◆ **Passage cité**:
== == ==
L’église Saint-Nicolas de La Ferrière (Indre-et-Loire)1 a été étudiée en 2019 dans le cadre de l’inventaire du patrimoine architectural et mobilier des édifices religieux mené actuellement, dans 55 communes du nord-est de l’Indre-et-Loire, par le Pays Loire Touraine, en partenariat avec la Région Centre-Val de Loire. La commune de La Ferrière présente la particularité d’avoir un fonds d’archives paroissiales déposé aux archives départementales. Ce fonds, consultable sous les cotes 49 J 2 et 49 J 3, regroupe une soixantaine de documents liés à la fabrique2 et environ 300 documents liés aux travaux d’entretien et à la fourniture d’objets pour l’église et le presbytère3. C’est une source intéressante pour connaître la provenance de certains objets mobiliers dans la seconde moitié du XIXe et la première moitié du XXe siècle.
== == ==
Entrées de boîtes englobantes:
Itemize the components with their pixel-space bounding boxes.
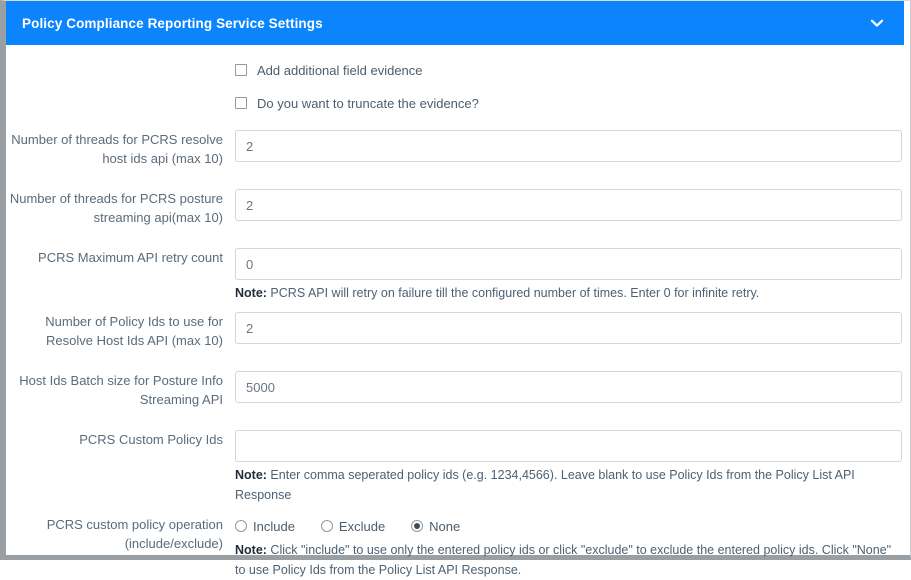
input-policy-ids-count[interactable] [235, 312, 902, 344]
input-threads-posture-streaming[interactable] [235, 189, 902, 221]
radio-option-none[interactable]: None [411, 517, 460, 536]
field-row-host-ids-batch-size: Host Ids Batch size for Posture Info Str… [6, 371, 910, 409]
settings-panel: Policy Compliance Reporting Service Sett… [0, 0, 911, 577]
radio-icon-include[interactable] [235, 520, 247, 532]
field-input-wrap [223, 312, 910, 344]
radio-label-none: None [429, 518, 461, 534]
note-prefix: Note: [235, 468, 267, 482]
field-input-wrap: Note: PCRS API will retry on failure til… [223, 248, 910, 303]
radio-option-include[interactable]: Include [235, 517, 295, 536]
field-row-max-api-retry-count: PCRS Maximum API retry count Note: PCRS … [6, 248, 910, 303]
field-label-threads-posture-streaming: Number of threads for PCRS posture strea… [9, 191, 223, 225]
radio-icon-none[interactable] [411, 520, 424, 532]
checkbox-field: Do you want to truncate the evidence? [223, 94, 910, 113]
input-host-ids-batch-size[interactable] [235, 371, 902, 403]
radio-icon-exclude[interactable] [320, 520, 333, 532]
settings-form: Add additional field evidence Do you wan… [6, 45, 910, 577]
note-prefix: Note: [235, 543, 267, 557]
radio-group-custom-policy-operation: Include Exclude None [235, 515, 902, 537]
field-input-wrap [223, 371, 910, 403]
note-text: Click "include" to use only the entered … [235, 543, 892, 577]
radio-field-wrap: Include Exclude None Note: Click "includ… [223, 515, 910, 580]
radio-label-exclude: Exclude [338, 518, 386, 534]
panel-header[interactable]: Policy Compliance Reporting Service Sett… [6, 1, 904, 45]
chevron-down-icon[interactable] [866, 12, 888, 34]
field-row-custom-policy-ids: PCRS Custom Policy Ids Note: Enter comma… [6, 430, 910, 505]
input-custom-policy-ids[interactable] [235, 430, 902, 462]
note-text: Enter comma seperated policy ids (e.g. 1… [235, 468, 855, 502]
field-label-max-api-retry-count: PCRS Maximum API retry count [38, 250, 223, 265]
field-label-threads-resolve-host-ids: Number of threads for PCRS resolve host … [11, 132, 223, 166]
checkbox-row-truncate-evidence: Do you want to truncate the evidence? [6, 87, 910, 119]
field-label-host-ids-batch-size: Host Ids Batch size for Posture Info Str… [19, 373, 223, 407]
field-row-threads-resolve-host-ids: Number of threads for PCRS resolve host … [6, 130, 910, 168]
input-max-api-retry-count[interactable] [235, 248, 902, 280]
checkbox-add-additional-field-evidence[interactable] [235, 64, 247, 76]
checkbox-label-add-additional-field-evidence: Add additional field evidence [257, 62, 423, 78]
field-row-policy-ids-count: Number of Policy Ids to use for Resolve … [6, 312, 910, 350]
field-input-wrap [223, 189, 910, 221]
checkbox-label-truncate-evidence: Do you want to truncate the evidence? [257, 95, 479, 111]
radio-label-include: Include [253, 518, 295, 534]
field-label-custom-policy-ids: PCRS Custom Policy Ids [79, 432, 223, 447]
note-custom-policy-ids: Note: Enter comma seperated policy ids (… [235, 462, 902, 505]
page-title: Policy Compliance Reporting Service Sett… [22, 15, 323, 31]
note-prefix: Note: [235, 286, 267, 300]
field-input-wrap: Note: Enter comma seperated policy ids (… [223, 430, 910, 505]
note-text: PCRS API will retry on failure till the … [266, 286, 760, 300]
field-row-custom-policy-operation: PCRS custom policy operation (include/ex… [6, 515, 910, 580]
note-custom-policy-operation: Note: Click "include" to use only the en… [235, 537, 902, 580]
field-label-custom-policy-operation: PCRS custom policy operation (include/ex… [46, 517, 223, 551]
checkbox-field: Add additional field evidence [223, 61, 910, 80]
field-label-policy-ids-count: Number of Policy Ids to use for Resolve … [45, 314, 223, 348]
field-row-threads-posture-streaming: Number of threads for PCRS posture strea… [6, 189, 910, 227]
input-threads-resolve-host-ids[interactable] [235, 130, 902, 162]
radio-option-exclude[interactable]: Exclude [320, 517, 386, 536]
note-max-api-retry-count: Note: PCRS API will retry on failure til… [235, 280, 902, 303]
checkbox-row-add-additional-field-evidence: Add additional field evidence [6, 54, 910, 86]
field-input-wrap [223, 130, 910, 162]
checkbox-truncate-evidence[interactable] [235, 97, 247, 109]
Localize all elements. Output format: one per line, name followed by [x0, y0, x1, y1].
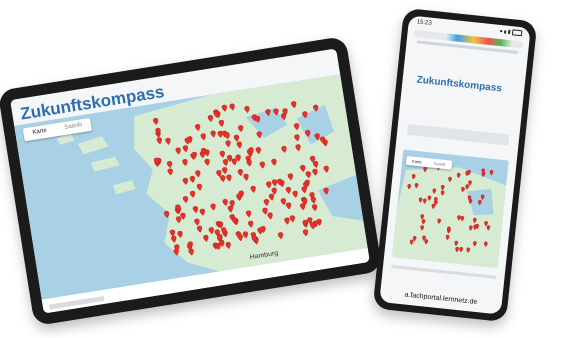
battery-icon [511, 29, 523, 37]
signal-icon [504, 29, 507, 34]
site-caption[interactable]: a.fachportal.lernnetz.de [380, 289, 502, 309]
signal-icon [508, 29, 511, 35]
footer-link[interactable] [48, 295, 105, 310]
tablet-screen: Hamburg Zukunftskompass Karte Satellit [10, 48, 370, 314]
status-icons [500, 28, 523, 37]
search-field[interactable] [406, 123, 510, 146]
status-time: 15:23 [416, 19, 432, 27]
tablet-device: Hamburg Zukunftskompass Karte Satellit [0, 35, 383, 327]
phone-footer-bar [390, 264, 497, 279]
signal-icon [500, 30, 503, 33]
phone-device: 15:23 Zukunftskompass Karte Satellit a.f… [372, 7, 538, 323]
phone-page-title: Zukunftskompass [416, 74, 503, 95]
phone-screen: 15:23 Zukunftskompass Karte Satellit a.f… [379, 15, 531, 315]
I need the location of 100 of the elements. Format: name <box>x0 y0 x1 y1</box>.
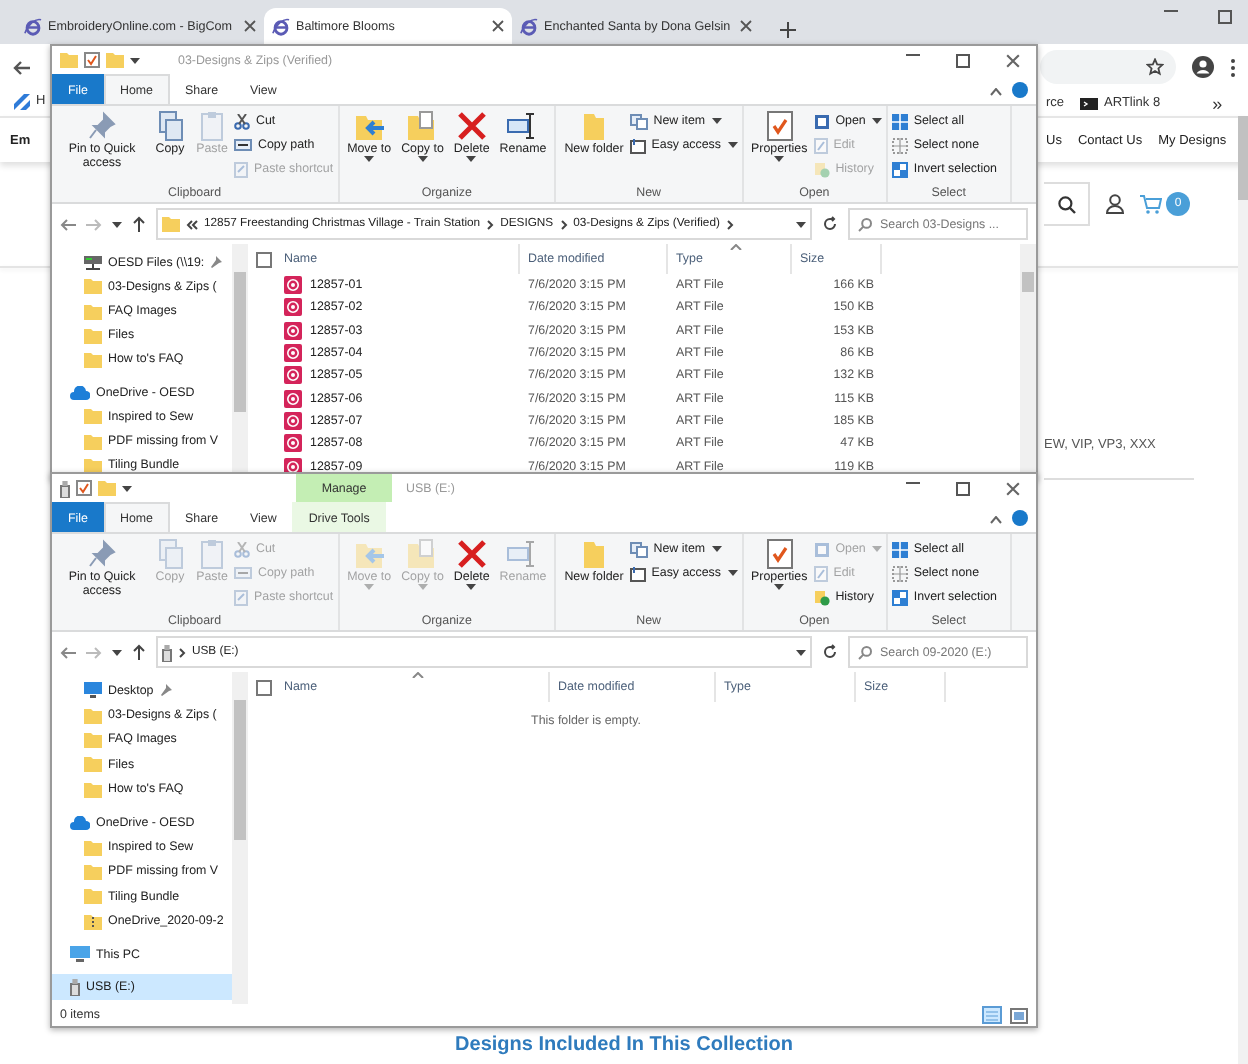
scrollbar[interactable] <box>232 244 248 478</box>
select-all-checkbox[interactable] <box>256 679 272 695</box>
select-all-checkbox[interactable] <box>256 251 272 267</box>
address-bar[interactable] <box>1040 50 1176 84</box>
clipboard-icon <box>196 538 228 570</box>
forward-icon <box>86 645 102 659</box>
caret-icon <box>711 546 722 552</box>
close-icon <box>492 20 504 32</box>
more-bookmarks[interactable]: » <box>1212 93 1223 113</box>
caret-icon <box>871 546 882 552</box>
rename-icon <box>506 538 539 570</box>
network-drive-icon <box>84 254 102 271</box>
embroidery-file-icon <box>284 321 302 340</box>
edit-icon <box>813 565 828 581</box>
shortcut-icon <box>234 589 248 605</box>
rename-icon <box>506 110 539 142</box>
pin-icon <box>86 538 118 570</box>
caret-icon <box>417 156 428 163</box>
folder-pages-icon <box>406 110 439 142</box>
caret-icon <box>774 156 785 163</box>
clipboard-icon <box>196 110 228 142</box>
profile-icon[interactable] <box>1192 56 1214 78</box>
checklist-icon <box>763 110 796 142</box>
caret-icon <box>130 57 140 63</box>
computer-icon <box>70 946 90 963</box>
close-icon <box>1006 481 1020 495</box>
folder-arrow-icon <box>353 110 386 142</box>
close-icon <box>244 20 256 32</box>
overflow-icon <box>186 219 198 229</box>
folder-icon <box>60 52 78 68</box>
search-button[interactable] <box>1044 182 1090 226</box>
caret-icon <box>796 221 806 227</box>
chevron-icon <box>725 219 734 229</box>
scissors-icon <box>234 541 250 557</box>
caret-icon <box>711 118 722 124</box>
up-icon <box>132 644 146 660</box>
scrollbar[interactable] <box>232 672 248 1004</box>
collapse-icon <box>990 88 1002 96</box>
menu-icon[interactable] <box>1230 57 1236 77</box>
folder-icon <box>162 216 180 232</box>
usb-drive-icon <box>162 643 172 661</box>
pages-icon <box>154 538 186 570</box>
scrollbar[interactable] <box>1020 244 1036 478</box>
checklist-icon <box>763 538 796 570</box>
caret-icon <box>466 584 477 591</box>
forward-icon <box>86 217 102 231</box>
close-icon <box>1006 53 1020 67</box>
embroidery-file-icon <box>284 434 302 453</box>
up-icon <box>132 216 146 232</box>
new-tab-icon[interactable] <box>780 22 796 38</box>
folder-arrow-icon <box>353 538 386 570</box>
scrollbar[interactable] <box>1238 116 1248 1064</box>
zip-folder-icon <box>84 913 102 930</box>
pin-icon <box>86 110 118 142</box>
user-icon[interactable] <box>1106 194 1124 214</box>
caret-icon <box>796 649 806 655</box>
caret-icon <box>112 221 122 227</box>
search-icon <box>858 645 872 659</box>
thumbnail-view-icon[interactable] <box>1010 1007 1028 1023</box>
caret-icon <box>727 570 737 576</box>
desktop-icon <box>84 682 102 699</box>
embroidery-file-icon <box>284 276 302 295</box>
caret-icon <box>871 118 882 124</box>
maximize-icon <box>956 53 970 67</box>
back-icon[interactable] <box>12 59 30 75</box>
new-item-icon <box>629 541 648 557</box>
cart-icon[interactable] <box>1140 194 1162 214</box>
details-view-icon[interactable] <box>982 1006 1002 1024</box>
easy-access-icon <box>629 565 646 581</box>
chevron-icon <box>486 219 495 229</box>
help-icon <box>1012 510 1028 526</box>
caret-icon <box>466 156 477 163</box>
browser-logo-icon <box>24 17 42 35</box>
caret-icon <box>774 584 785 591</box>
folder-pages-icon <box>406 538 439 570</box>
caret-icon <box>364 156 375 163</box>
back-icon <box>60 217 76 231</box>
minimize-icon <box>906 481 920 483</box>
open-icon <box>813 541 830 557</box>
embroidery-file-icon <box>284 366 302 385</box>
folder-icon <box>106 52 124 68</box>
caret-icon <box>112 649 122 655</box>
close-icon <box>740 20 752 32</box>
delete-icon <box>455 110 488 142</box>
browser-logo-icon <box>520 17 538 35</box>
usb-drive-icon <box>60 479 70 497</box>
checklist-icon <box>84 52 100 68</box>
embroidery-file-icon <box>284 389 302 408</box>
invert-icon <box>891 589 908 605</box>
minimize-icon <box>906 53 920 55</box>
maximize-icon <box>1218 10 1232 24</box>
stripes-icon <box>14 93 30 109</box>
grid-icon <box>891 113 908 129</box>
path-icon <box>234 138 252 152</box>
pages-icon <box>154 110 186 142</box>
edit-icon <box>813 137 828 153</box>
cloud-icon <box>70 385 90 400</box>
delete-icon <box>455 538 488 570</box>
search-icon <box>858 217 872 231</box>
usb-drive-icon <box>70 977 80 996</box>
== == ==
◆ **Consigne donnée**:
Retourne mot pour mot la partie du texte sur l'église Saint-Nicolas de La Ferrière qui va de « L’église Saint-Nicolas de » à « du XXe siècle. ».

◆ **Réponse à l'exercice**:
L’église Saint-Nicolas de La Ferrière (Indre-et-Loire)1 a été étudiée en 2019 dans le cadre de l’inventaire du patrimoine architectural et mobilier des édifices religieux mené actuellement, dans 55 communes du nord-est de l’Indre-et-Loire, par le Pays Loire Touraine, en partenariat avec la Région Centre-Val de Loire. La commune de La Ferrière présente la particularité d’avoir un fonds d’archives paroissiales déposé aux archives départementales. Ce fonds, consultable sous les cotes 49 J 2 et 49 J 3, regroupe une soixantaine de documents liés à la fabrique2 et environ 300 documents liés aux travaux d’entretien et à la fourniture d’objets pour l’église et le presbytère3. C’est une source intéressante pour connaître la provenance de certains objets mobiliers dans la seconde moitié du XIXe et la première moitié du XXe siècle.